Written instruction — Check each line of the entries below for the string "that" and state how many lines have it, with no other text.

Input data —
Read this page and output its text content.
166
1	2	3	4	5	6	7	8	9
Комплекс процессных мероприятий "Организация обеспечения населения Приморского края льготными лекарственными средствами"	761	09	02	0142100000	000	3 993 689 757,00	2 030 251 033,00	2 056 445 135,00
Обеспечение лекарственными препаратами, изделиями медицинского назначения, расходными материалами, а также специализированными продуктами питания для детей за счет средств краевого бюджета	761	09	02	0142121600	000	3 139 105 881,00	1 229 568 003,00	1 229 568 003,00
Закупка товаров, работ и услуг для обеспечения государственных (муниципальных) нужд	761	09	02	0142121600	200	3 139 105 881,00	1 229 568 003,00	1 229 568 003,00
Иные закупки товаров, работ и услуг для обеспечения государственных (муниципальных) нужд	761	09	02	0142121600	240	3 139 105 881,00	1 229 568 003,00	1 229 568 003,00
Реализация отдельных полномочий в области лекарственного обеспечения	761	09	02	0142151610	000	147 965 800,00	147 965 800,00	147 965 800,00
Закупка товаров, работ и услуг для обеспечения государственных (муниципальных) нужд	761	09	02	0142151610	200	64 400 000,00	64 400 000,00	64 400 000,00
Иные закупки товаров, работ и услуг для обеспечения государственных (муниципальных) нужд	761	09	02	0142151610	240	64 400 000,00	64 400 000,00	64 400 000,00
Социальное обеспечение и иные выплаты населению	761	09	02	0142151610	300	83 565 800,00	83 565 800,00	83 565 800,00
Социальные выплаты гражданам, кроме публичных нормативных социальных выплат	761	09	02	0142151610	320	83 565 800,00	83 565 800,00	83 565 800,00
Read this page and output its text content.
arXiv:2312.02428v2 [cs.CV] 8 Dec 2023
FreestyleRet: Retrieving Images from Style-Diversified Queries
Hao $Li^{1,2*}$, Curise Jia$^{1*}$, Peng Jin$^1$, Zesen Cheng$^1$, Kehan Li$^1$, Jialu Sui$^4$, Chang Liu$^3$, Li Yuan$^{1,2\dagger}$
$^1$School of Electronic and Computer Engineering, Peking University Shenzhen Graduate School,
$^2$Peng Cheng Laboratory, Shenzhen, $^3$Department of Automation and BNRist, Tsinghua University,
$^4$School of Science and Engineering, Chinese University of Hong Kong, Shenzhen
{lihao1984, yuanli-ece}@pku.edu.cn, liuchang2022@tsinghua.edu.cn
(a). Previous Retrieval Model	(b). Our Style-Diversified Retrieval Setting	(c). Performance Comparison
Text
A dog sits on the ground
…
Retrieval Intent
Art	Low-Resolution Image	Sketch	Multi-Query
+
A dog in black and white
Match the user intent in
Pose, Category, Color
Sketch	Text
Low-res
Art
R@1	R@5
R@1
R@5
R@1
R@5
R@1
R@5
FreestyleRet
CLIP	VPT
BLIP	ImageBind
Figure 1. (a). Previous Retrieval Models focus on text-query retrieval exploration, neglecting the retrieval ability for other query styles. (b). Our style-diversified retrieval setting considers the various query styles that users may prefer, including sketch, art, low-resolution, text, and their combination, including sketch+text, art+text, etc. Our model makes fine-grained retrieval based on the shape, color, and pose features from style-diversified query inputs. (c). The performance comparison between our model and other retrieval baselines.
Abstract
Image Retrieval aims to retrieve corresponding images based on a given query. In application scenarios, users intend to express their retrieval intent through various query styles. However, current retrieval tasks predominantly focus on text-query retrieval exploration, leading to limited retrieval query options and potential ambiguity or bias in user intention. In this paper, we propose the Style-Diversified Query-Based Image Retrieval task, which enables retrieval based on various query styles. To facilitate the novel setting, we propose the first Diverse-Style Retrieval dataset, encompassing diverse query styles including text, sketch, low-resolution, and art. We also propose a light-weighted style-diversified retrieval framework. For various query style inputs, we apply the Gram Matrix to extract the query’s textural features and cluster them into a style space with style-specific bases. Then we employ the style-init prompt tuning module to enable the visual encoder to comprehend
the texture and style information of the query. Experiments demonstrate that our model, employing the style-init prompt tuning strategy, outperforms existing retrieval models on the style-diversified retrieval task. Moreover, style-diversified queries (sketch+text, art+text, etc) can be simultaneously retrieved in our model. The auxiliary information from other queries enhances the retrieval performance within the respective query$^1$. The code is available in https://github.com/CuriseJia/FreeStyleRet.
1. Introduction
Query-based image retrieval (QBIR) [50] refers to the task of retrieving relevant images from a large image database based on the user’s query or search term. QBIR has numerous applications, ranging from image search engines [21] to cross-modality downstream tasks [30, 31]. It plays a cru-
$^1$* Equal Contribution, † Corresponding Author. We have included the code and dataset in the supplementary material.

Final answer — 2